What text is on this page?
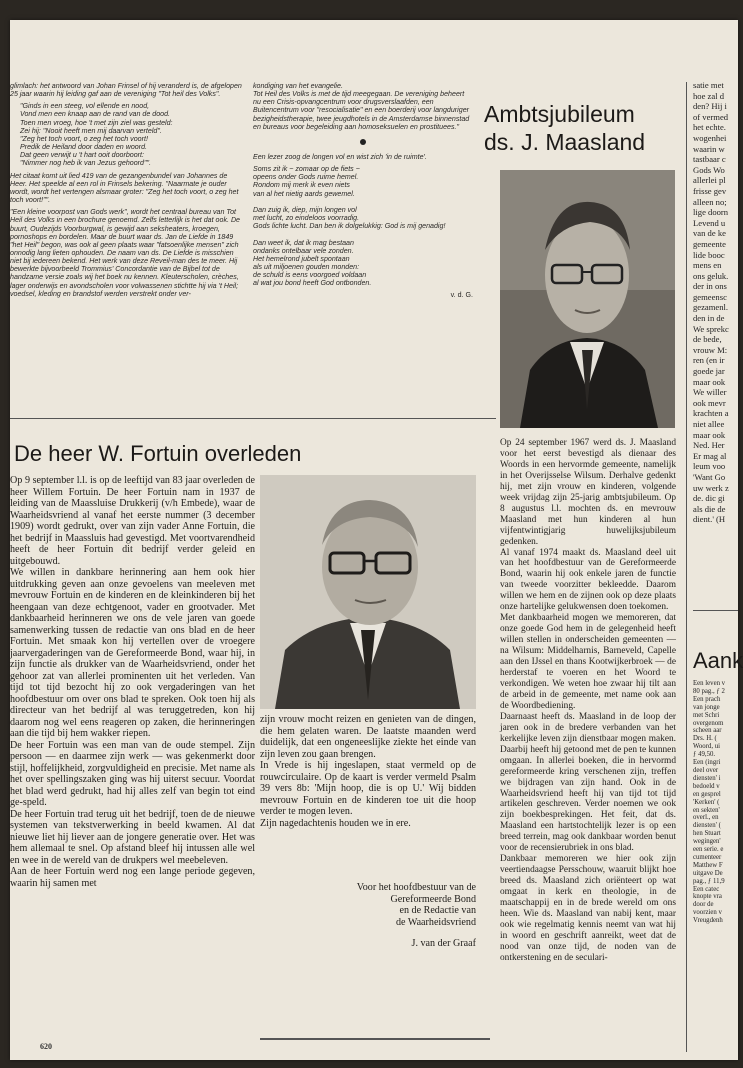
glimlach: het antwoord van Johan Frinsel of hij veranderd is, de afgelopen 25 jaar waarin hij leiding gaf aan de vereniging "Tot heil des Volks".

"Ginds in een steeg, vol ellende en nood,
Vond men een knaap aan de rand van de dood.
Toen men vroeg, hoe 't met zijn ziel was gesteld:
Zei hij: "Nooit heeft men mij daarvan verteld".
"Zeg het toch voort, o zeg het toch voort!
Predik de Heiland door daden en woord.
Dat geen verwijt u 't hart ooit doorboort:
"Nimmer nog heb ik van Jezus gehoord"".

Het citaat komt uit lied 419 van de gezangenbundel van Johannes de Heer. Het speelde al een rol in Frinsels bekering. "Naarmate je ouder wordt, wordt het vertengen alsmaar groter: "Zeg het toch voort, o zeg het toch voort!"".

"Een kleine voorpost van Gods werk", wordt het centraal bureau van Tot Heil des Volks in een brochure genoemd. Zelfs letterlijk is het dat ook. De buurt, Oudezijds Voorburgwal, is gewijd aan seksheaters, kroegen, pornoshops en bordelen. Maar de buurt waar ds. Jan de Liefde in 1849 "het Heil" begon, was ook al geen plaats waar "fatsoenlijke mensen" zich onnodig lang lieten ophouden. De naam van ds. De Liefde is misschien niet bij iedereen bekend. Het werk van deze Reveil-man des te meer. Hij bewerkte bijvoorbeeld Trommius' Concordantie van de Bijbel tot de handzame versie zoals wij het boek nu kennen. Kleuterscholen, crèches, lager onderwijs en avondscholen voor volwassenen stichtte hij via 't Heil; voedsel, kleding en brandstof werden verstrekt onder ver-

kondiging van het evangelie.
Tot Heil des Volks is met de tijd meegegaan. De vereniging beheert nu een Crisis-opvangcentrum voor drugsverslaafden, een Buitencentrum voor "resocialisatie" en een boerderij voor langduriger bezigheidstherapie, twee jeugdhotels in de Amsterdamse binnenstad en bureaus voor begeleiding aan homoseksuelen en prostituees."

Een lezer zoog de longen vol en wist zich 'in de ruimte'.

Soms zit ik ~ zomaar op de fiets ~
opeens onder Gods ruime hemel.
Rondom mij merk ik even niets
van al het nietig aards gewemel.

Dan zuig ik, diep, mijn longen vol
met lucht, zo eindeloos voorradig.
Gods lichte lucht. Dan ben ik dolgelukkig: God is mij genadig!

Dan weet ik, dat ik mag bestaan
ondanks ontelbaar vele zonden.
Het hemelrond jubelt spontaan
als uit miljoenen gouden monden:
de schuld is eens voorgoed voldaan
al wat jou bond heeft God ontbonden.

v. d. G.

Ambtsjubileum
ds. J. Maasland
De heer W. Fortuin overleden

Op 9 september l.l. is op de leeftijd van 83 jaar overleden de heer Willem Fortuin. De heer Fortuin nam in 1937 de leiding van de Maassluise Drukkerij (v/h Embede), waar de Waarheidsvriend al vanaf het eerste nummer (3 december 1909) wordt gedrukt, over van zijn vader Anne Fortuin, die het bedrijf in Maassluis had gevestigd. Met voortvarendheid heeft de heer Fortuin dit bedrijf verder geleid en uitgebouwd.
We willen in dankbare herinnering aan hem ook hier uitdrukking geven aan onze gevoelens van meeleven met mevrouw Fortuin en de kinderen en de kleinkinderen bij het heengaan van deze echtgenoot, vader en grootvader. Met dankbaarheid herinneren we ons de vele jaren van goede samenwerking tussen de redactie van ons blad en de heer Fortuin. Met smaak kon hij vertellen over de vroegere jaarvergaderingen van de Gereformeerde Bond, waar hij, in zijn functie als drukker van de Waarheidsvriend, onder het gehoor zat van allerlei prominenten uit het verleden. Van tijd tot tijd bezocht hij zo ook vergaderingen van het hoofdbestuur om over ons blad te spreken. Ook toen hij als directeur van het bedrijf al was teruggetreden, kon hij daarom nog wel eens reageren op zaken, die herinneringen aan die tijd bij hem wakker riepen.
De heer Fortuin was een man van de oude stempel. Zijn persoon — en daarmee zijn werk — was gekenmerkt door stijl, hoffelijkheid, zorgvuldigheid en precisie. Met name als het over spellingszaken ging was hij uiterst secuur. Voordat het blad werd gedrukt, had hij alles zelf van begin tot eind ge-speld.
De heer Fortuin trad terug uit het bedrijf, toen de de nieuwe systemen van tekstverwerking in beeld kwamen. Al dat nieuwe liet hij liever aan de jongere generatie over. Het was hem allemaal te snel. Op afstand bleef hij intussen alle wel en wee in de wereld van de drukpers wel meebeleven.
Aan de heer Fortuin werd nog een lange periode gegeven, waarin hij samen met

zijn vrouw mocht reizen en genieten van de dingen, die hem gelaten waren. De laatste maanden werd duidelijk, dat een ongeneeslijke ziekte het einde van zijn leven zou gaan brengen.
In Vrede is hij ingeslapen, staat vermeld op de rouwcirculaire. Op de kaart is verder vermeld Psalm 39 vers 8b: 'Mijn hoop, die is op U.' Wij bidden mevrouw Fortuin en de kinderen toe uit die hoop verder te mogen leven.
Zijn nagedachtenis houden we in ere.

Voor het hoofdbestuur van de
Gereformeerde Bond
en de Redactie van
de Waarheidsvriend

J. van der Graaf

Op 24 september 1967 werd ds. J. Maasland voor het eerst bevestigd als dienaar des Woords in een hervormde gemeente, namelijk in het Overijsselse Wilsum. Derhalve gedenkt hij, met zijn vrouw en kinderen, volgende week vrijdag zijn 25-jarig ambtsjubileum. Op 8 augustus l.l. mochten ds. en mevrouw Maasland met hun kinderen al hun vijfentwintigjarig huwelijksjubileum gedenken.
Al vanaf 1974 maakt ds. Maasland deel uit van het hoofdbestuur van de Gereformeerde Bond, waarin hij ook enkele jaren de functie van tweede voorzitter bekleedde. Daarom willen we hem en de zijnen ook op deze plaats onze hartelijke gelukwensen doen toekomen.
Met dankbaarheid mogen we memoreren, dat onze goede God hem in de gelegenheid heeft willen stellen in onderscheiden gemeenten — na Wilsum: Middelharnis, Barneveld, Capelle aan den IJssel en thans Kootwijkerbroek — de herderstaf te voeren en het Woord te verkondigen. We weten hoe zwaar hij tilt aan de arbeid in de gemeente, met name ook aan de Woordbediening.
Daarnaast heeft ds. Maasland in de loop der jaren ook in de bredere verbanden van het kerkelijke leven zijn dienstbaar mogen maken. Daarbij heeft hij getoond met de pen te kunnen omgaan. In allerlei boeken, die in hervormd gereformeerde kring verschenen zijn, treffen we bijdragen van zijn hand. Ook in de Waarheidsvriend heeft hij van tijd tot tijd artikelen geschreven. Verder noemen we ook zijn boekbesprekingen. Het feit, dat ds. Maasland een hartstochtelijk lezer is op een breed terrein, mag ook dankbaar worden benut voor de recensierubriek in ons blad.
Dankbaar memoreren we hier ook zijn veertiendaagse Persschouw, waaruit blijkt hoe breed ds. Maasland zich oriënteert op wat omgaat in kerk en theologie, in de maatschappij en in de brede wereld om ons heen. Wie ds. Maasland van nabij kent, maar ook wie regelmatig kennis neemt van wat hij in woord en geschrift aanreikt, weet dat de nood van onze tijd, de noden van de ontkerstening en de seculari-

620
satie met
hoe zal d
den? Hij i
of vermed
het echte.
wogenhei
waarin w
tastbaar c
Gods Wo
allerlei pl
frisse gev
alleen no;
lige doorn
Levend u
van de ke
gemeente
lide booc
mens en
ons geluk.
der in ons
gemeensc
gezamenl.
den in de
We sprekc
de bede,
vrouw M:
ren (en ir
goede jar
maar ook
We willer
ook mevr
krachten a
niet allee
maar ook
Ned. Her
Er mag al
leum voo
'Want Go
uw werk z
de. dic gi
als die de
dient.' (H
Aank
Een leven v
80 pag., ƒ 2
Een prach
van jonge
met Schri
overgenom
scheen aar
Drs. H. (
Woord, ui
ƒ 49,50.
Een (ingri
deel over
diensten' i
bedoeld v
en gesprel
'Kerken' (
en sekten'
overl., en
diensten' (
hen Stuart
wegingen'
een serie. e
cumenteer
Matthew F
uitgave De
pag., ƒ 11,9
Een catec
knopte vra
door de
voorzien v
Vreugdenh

━━━━━━━━━━

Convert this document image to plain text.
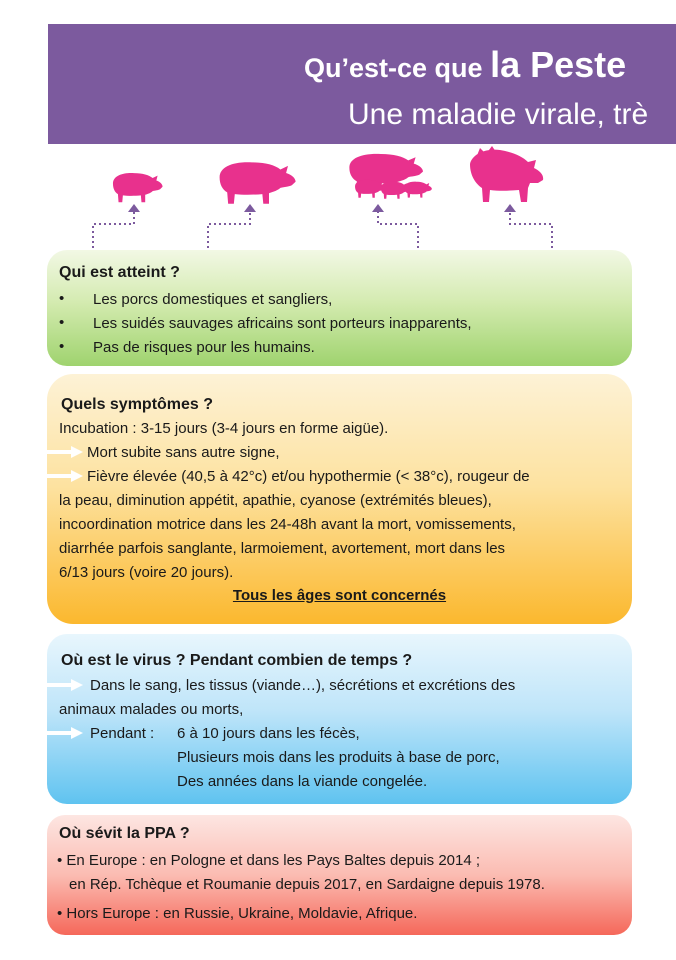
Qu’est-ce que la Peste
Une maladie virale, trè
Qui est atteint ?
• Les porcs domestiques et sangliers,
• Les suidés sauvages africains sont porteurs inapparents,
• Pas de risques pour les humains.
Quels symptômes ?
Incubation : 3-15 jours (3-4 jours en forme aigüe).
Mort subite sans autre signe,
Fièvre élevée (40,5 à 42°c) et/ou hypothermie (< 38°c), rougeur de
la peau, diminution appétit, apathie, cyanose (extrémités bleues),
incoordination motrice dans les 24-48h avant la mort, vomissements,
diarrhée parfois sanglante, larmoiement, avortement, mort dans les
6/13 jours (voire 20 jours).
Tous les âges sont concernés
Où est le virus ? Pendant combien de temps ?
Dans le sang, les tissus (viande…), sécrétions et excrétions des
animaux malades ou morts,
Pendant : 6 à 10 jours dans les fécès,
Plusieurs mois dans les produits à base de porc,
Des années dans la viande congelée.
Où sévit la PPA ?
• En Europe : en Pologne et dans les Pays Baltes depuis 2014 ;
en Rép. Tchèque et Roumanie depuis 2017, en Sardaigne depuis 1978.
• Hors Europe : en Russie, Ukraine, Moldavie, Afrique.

━━━━━━━━━━

Which of the lines above hold the word "lezer"? Copy each one.

ANSWER BOX:
Een lezer zoog de longen vol en wist zich 'in de ruimte'.
Daarnaast heeft ds. Maasland in de loop der jaren ook in de bredere verbanden van het kerkelijke leven zijn dienstbaar mogen maken. Daarbij heeft hij getoond met de pen te kunnen omgaan. In allerlei boeken, die in hervormd gereformeerde kring verschenen zijn, treffen we bijdragen van zijn hand. Ook in de Waarheidsvriend heeft hij van tijd tot tijd artikelen geschreven. Verder noemen we ook zijn boekbesprekingen. Het feit, dat ds. Maasland een hartstochtelijk lezer is op een breed terrein, mag ook dankbaar worden benut voor de recensierubriek in ons blad.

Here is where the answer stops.